### Instruction
Filter the entries below, keeping every line that has the word "selected".

_ _ _ _ _ _ _

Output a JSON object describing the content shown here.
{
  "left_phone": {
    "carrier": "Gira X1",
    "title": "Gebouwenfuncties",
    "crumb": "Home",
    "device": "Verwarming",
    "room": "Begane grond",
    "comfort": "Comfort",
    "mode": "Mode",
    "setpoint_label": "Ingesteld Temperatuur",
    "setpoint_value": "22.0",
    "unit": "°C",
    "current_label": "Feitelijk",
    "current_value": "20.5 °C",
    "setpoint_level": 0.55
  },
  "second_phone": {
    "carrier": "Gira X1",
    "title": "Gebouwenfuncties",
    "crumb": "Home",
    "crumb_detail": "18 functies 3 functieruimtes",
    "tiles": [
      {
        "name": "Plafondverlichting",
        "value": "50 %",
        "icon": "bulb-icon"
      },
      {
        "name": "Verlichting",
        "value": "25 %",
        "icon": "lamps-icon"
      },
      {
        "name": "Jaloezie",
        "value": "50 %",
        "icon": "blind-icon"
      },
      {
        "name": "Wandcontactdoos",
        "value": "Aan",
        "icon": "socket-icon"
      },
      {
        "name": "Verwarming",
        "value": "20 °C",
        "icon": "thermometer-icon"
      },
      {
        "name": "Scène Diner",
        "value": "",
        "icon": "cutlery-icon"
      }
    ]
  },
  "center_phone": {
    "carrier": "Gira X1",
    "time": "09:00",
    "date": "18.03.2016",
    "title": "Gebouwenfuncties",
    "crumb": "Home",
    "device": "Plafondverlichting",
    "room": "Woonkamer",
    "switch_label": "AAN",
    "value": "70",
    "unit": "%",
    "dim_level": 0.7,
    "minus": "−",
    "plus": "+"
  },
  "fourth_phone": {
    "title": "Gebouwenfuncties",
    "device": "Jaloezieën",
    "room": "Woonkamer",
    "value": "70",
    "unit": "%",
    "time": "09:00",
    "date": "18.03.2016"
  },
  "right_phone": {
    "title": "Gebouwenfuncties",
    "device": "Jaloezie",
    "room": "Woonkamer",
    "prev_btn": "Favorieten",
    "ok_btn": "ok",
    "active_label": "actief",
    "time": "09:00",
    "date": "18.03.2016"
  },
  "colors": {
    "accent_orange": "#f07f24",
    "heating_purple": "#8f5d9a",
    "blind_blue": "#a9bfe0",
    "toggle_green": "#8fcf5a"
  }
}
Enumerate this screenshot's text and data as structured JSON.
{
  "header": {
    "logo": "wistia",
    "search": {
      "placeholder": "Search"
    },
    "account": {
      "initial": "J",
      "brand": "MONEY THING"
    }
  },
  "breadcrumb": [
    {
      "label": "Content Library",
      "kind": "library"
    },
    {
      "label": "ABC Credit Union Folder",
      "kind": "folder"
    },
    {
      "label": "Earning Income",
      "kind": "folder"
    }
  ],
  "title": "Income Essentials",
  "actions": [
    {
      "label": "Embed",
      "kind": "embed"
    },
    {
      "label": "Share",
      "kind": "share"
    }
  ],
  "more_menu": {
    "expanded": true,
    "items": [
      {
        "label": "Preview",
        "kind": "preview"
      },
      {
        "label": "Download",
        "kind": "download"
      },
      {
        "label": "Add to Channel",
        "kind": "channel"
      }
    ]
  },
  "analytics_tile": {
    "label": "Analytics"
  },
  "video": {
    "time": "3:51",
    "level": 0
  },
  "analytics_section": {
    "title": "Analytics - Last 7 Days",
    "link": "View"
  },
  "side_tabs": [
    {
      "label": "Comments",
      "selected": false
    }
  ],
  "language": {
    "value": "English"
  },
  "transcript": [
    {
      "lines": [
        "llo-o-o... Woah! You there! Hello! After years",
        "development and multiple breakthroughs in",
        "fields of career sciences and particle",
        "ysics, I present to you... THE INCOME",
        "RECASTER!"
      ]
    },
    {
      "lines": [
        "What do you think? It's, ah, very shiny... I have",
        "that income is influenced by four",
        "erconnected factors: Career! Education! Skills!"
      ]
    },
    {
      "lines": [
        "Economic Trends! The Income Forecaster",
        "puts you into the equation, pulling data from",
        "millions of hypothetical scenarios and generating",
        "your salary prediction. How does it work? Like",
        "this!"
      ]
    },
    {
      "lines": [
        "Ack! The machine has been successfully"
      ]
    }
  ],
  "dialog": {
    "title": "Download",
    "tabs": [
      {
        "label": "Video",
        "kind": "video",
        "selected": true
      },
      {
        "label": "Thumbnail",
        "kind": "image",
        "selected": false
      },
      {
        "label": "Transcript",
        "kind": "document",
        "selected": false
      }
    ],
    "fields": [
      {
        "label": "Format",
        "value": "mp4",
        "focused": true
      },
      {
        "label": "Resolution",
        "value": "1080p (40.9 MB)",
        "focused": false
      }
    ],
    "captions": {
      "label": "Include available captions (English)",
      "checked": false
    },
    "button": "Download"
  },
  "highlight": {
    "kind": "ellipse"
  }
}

_ _ _ _ _ _ _

### Solution for this problem
      "selected": false
        "selected": true
        "selected": false
        "selected": false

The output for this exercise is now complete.